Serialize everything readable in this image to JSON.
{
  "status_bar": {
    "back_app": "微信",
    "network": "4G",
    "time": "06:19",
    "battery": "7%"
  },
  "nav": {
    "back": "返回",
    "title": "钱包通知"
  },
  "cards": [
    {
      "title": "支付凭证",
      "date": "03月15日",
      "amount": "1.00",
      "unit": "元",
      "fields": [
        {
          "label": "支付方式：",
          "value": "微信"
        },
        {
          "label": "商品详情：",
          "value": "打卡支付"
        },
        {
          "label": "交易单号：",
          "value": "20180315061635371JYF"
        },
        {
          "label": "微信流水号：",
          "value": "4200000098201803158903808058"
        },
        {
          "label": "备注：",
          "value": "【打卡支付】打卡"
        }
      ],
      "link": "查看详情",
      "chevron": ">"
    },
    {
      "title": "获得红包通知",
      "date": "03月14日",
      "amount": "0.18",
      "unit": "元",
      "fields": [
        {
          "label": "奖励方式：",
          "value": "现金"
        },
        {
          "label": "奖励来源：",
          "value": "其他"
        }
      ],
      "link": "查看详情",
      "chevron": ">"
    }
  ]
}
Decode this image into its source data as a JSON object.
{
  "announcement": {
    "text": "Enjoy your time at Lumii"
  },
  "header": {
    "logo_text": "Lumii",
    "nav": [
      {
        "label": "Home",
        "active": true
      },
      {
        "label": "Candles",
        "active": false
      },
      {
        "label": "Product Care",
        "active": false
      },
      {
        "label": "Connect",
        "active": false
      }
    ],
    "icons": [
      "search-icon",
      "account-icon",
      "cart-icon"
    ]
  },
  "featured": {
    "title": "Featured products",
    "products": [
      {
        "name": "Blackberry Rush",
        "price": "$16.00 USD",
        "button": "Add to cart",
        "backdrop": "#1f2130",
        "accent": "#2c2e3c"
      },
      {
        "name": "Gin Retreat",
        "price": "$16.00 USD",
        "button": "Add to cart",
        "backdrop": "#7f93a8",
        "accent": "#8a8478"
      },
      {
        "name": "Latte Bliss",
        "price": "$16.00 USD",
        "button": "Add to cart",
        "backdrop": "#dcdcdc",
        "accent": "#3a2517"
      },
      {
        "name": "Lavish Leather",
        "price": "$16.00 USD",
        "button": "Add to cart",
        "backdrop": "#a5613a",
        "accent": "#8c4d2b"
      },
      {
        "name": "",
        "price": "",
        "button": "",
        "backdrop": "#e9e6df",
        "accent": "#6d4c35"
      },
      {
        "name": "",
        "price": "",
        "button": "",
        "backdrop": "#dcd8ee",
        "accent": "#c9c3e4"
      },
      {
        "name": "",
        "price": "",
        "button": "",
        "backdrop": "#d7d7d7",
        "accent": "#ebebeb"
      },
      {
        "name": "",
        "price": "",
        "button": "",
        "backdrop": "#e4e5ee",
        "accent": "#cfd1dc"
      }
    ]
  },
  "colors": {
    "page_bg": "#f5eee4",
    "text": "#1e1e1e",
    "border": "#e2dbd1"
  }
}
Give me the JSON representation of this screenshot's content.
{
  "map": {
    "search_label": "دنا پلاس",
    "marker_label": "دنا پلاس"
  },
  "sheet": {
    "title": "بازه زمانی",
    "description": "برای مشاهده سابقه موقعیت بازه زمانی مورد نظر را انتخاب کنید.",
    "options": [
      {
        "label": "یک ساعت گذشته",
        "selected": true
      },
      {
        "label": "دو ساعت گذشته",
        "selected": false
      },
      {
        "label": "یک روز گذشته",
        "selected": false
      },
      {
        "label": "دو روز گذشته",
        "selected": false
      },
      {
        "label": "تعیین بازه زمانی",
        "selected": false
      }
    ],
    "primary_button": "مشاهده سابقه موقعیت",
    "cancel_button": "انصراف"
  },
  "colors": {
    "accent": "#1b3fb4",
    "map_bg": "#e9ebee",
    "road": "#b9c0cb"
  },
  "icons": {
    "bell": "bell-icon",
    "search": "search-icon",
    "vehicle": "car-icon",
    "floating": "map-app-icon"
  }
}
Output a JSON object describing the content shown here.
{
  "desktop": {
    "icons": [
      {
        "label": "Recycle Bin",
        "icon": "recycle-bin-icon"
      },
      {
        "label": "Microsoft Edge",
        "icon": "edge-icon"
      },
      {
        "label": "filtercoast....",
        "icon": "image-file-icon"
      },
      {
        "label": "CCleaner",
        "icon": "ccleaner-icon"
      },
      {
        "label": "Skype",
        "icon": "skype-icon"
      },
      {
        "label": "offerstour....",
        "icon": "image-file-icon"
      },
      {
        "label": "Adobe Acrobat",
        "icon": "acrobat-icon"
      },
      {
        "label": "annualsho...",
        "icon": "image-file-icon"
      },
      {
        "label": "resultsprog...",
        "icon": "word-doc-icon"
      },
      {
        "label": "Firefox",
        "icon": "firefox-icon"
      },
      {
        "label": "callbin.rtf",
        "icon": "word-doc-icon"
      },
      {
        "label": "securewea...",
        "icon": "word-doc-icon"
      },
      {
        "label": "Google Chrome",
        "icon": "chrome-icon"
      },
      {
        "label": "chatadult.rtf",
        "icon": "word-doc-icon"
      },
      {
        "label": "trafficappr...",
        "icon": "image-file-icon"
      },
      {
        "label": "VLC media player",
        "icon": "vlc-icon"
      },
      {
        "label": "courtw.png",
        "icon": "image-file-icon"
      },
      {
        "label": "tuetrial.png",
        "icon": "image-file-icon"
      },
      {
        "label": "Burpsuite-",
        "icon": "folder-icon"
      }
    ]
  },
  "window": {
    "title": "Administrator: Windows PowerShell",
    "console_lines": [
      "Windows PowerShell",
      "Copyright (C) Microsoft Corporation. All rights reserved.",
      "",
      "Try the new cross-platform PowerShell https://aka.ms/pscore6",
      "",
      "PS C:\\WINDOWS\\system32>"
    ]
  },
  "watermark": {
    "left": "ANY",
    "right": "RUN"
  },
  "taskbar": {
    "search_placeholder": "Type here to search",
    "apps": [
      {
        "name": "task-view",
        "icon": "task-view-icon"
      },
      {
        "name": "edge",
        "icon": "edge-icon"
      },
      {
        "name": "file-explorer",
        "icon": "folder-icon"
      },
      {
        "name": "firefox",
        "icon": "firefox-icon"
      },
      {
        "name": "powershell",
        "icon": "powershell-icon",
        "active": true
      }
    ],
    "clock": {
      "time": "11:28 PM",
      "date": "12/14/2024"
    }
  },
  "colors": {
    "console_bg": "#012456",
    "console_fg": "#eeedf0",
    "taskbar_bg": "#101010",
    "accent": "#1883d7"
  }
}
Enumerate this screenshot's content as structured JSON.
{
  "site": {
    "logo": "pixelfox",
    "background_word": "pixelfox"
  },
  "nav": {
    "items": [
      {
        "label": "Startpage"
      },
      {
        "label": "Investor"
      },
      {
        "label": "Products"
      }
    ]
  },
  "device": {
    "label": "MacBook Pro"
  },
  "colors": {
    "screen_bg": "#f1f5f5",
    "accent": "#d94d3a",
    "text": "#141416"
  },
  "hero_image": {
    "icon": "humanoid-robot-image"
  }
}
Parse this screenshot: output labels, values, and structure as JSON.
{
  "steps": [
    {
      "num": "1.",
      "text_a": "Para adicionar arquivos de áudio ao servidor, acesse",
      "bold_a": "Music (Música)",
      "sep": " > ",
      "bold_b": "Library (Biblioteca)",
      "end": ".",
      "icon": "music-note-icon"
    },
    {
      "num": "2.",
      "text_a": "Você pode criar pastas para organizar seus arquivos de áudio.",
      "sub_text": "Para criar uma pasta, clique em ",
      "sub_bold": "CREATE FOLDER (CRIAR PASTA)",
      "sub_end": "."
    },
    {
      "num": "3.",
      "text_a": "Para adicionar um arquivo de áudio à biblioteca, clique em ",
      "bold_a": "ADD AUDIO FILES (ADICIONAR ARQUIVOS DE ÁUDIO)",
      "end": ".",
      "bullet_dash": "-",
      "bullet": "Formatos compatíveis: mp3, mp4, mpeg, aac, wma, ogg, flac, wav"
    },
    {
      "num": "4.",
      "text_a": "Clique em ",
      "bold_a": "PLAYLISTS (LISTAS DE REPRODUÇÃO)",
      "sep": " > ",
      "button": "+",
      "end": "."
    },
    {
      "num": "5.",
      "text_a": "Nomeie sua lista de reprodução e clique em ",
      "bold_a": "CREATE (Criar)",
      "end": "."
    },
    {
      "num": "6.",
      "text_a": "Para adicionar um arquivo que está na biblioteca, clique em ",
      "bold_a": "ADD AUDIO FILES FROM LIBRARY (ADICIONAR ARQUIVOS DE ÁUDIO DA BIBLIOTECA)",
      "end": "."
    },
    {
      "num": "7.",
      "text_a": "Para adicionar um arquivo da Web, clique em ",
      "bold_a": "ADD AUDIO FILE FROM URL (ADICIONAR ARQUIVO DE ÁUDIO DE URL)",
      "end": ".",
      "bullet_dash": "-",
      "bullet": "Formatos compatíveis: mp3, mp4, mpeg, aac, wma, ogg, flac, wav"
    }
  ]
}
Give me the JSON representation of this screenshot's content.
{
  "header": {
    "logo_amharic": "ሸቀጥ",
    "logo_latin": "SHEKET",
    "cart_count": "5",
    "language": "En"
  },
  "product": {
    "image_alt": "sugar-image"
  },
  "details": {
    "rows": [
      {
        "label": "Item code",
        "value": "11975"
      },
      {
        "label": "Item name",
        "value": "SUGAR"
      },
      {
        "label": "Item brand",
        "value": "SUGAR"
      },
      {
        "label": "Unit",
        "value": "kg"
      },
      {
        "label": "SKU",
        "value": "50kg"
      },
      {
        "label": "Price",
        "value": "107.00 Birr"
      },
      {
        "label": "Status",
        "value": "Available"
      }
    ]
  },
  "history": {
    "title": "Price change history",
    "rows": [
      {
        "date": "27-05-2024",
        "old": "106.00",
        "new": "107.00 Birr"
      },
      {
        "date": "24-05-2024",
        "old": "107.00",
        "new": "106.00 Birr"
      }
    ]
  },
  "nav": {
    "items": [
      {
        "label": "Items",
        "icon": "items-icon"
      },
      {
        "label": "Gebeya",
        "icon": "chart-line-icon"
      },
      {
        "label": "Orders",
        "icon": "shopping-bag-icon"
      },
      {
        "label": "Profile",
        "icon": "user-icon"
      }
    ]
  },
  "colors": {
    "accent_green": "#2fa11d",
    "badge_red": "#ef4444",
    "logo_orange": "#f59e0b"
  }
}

#### Given instruction
From the listing above, pick out each line where the word "JSON" appears.

#### Right answer
Serialize everything readable in this image to JSON.
Decode this image into its source data as a JSON object.
Give me the JSON representation of this screenshot's content.
Output a JSON object describing the content shown here.
Enumerate this screenshot's content as structured JSON.
Parse this screenshot: output labels, values, and structure as JSON.
Give me the JSON representation of this screenshot's content.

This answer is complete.